#### [To be done]
Do not carry the pictures over; copy every other part of the entries exactly.

#### [Stored rows]
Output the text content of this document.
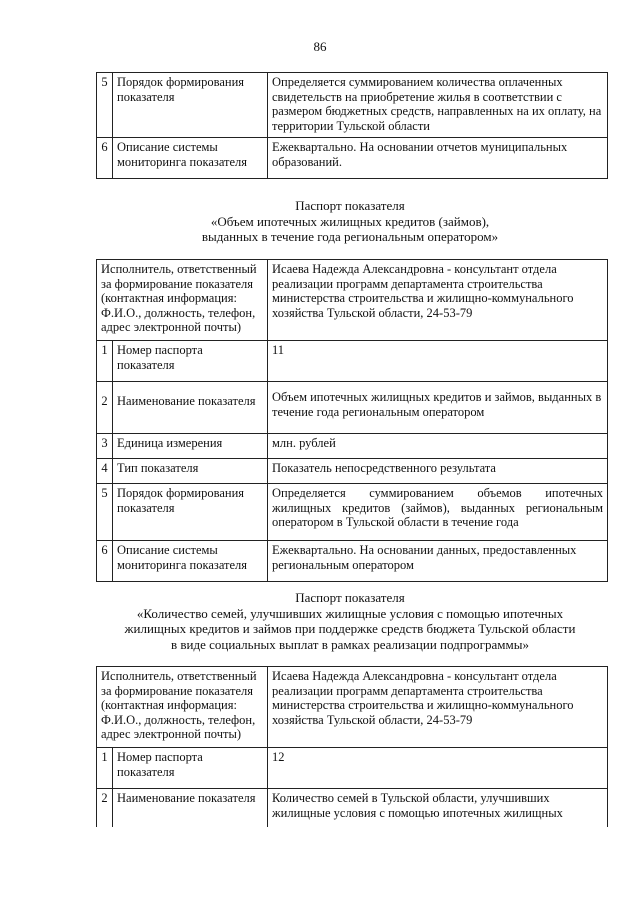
86
5	Порядок формирования показателя	Определяется суммированием количества оплаченных свидетельств на приобретение жилья в соответствии с размером бюджетных средств, направленных на их оплату, на территории Тульской области
6	Описание системы мониторинга показателя	Ежеквартально. На основании отчетов муниципальных образований.
Паспорт показателя
«Объем ипотечных жилищных кредитов (займов),
выданных в течение года региональным оператором»
Исполнитель, ответственный за формирование показателя (контактная информация: Ф.И.О., должность, телефон, адрес электронной почты)		Исаева Надежда Александровна - консультант отдела реализации программ департамента строительства министерства строительства и жилищно-коммунального хозяйства Тульской области, 24-53-79
1	Номер паспорта показателя	11
2	Наименование показателя	Объем ипотечных жилищных кредитов и займов, выданных в течение года региональным оператором
3	Единица измерения	млн. рублей
4	Тип показателя	Показатель непосредственного результата
5	Порядок формирования показателя	Определяется суммированием объемов ипотечных жилищных кредитов (займов), выданных региональным оператором в Тульской области в течение года
6	Описание системы мониторинга показателя	Ежеквартально. На основании данных, предоставленных региональным оператором
Паспорт показателя
«Количество семей, улучшивших жилищные условия с помощью ипотечных
жилищных кредитов и займов при поддержке средств бюджета Тульской области
в виде социальных выплат в рамках реализации подпрограммы»
Исполнитель, ответственный за формирование показателя (контактная информация: Ф.И.О., должность, телефон, адрес электронной почты)		Исаева Надежда Александровна - консультант отдела реализации программ департамента строительства министерства строительства и жилищно-коммунального хозяйства Тульской области, 24-53-79
1	Номер паспорта показателя	12
2	Наименование показателя	Количество семей в Тульской области, улучшивших жилищные условия с помощью ипотечных жилищных
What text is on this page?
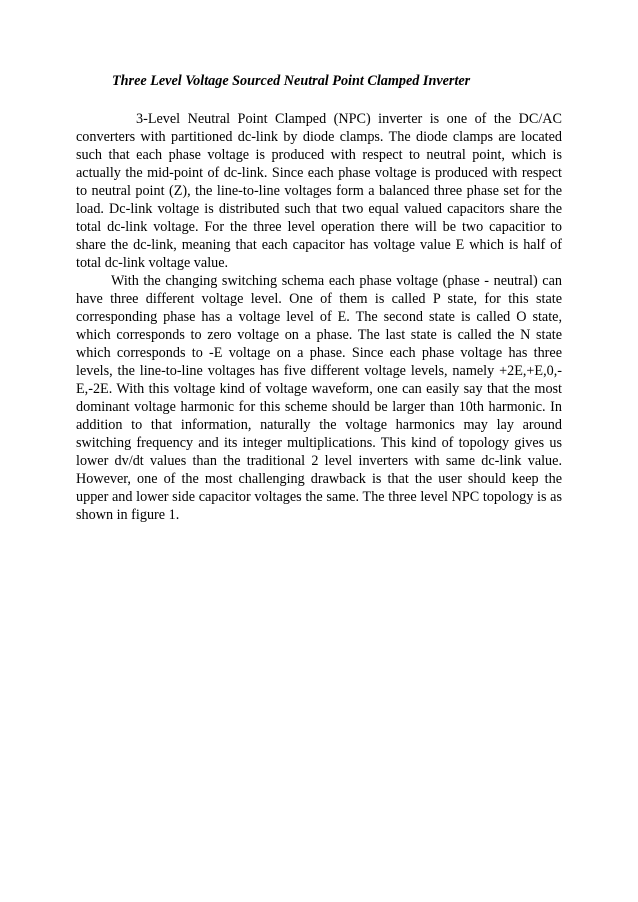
Three Level Voltage Sourced Neutral Point Clamped Inverter

3-Level Neutral Point Clamped (NPC) inverter is one of the DC/AC converters with partitioned dc-link by diode clamps. The diode clamps are located such that each phase voltage is produced with respect to neutral point, which is actually the mid-point of dc-link. Since each phase voltage is produced with respect to neutral point (Z), the line-to-line voltages form a balanced three phase set for the load. Dc-link voltage is distributed such that two equal valued capacitors share the total dc-link voltage. For the three level operation there will be two capacitior to share the dc-link, meaning that each capacitor has voltage value E which is half of total dc-link voltage value.

With the changing switching schema each phase voltage (phase - neutral) can have three different voltage level. One of them is called P state, for this state corresponding phase has a voltage level of E. The second state is called O state, which corresponds to zero voltage on a phase. The last state is called the N state which corresponds to -E voltage on a phase. Since each phase voltage has three levels, the line-to-line voltages has five different voltage levels, namely +2E,+E,0,-E,-2E. With this voltage kind of voltage waveform, one can easily say that the most dominant voltage harmonic for this scheme should be larger than 10th harmonic. In addition to that information, naturally the voltage harmonics may lay around switching frequency and its integer multiplications. This kind of topology gives us lower dv/dt values than the traditional 2 level inverters with same dc-link value. However, one of the most challenging drawback is that the user should keep the upper and lower side capacitor voltages the same. The three level NPC topology is as shown in figure 1.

#### [The output]
Output the text content of this document.
86
5	Порядок формирования показателя	Определяется суммированием количества оплаченных свидетельств на приобретение жилья в соответствии с размером бюджетных средств, направленных на их оплату, на территории Тульской области
6	Описание системы мониторинга показателя	Ежеквартально. На основании отчетов муниципальных образований.
Паспорт показателя
«Объем ипотечных жилищных кредитов (займов),
выданных в течение года региональным оператором»
Исполнитель, ответственный за формирование показателя (контактная информация: Ф.И.О., должность, телефон, адрес электронной почты)		Исаева Надежда Александровна - консультант отдела реализации программ департамента строительства министерства строительства и жилищно-коммунального хозяйства Тульской области, 24-53-79
1	Номер паспорта показателя	11
2	Наименование показателя	Объем ипотечных жилищных кредитов и займов, выданных в течение года региональным оператором
3	Единица измерения	млн. рублей
4	Тип показателя	Показатель непосредственного результата
5	Порядок формирования показателя	Определяется суммированием объемов ипотечных жилищных кредитов (займов), выданных региональным оператором в Тульской области в течение года
6	Описание системы мониторинга показателя	Ежеквартально. На основании данных, предоставленных региональным оператором
Паспорт показателя
«Количество семей, улучшивших жилищные условия с помощью ипотечных
жилищных кредитов и займов при поддержке средств бюджета Тульской области
в виде социальных выплат в рамках реализации подпрограммы»
Исполнитель, ответственный за формирование показателя (контактная информация: Ф.И.О., должность, телефон, адрес электронной почты)		Исаева Надежда Александровна - консультант отдела реализации программ департамента строительства министерства строительства и жилищно-коммунального хозяйства Тульской области, 24-53-79
1	Номер паспорта показателя	12
2	Наименование показателя	Количество семей в Тульской области, улучшивших жилищные условия с помощью ипотечных жилищных
What text is on this page?
Three Level Voltage Sourced Neutral Point Clamped Inverter

3-Level Neutral Point Clamped (NPC) inverter is one of the DC/AC converters with partitioned dc-link by diode clamps. The diode clamps are located such that each phase voltage is produced with respect to neutral point, which is actually the mid-point of dc-link. Since each phase voltage is produced with respect to neutral point (Z), the line-to-line voltages form a balanced three phase set for the load. Dc-link voltage is distributed such that two equal valued capacitors share the total dc-link voltage. For the three level operation there will be two capacitior to share the dc-link, meaning that each capacitor has voltage value E which is half of total dc-link voltage value.

With the changing switching schema each phase voltage (phase - neutral) can have three different voltage level. One of them is called P state, for this state corresponding phase has a voltage level of E. The second state is called O state, which corresponds to zero voltage on a phase. The last state is called the N state which corresponds to -E voltage on a phase. Since each phase voltage has three levels, the line-to-line voltages has five different voltage levels, namely +2E,+E,0,-E,-2E. With this voltage kind of voltage waveform, one can easily say that the most dominant voltage harmonic for this scheme should be larger than 10th harmonic. In addition to that information, naturally the voltage harmonics may lay around switching frequency and its integer multiplications. This kind of topology gives us lower dv/dt values than the traditional 2 level inverters with same dc-link value. However, one of the most challenging drawback is that the user should keep the upper and lower side capacitor voltages the same. The three level NPC topology is as shown in figure 1.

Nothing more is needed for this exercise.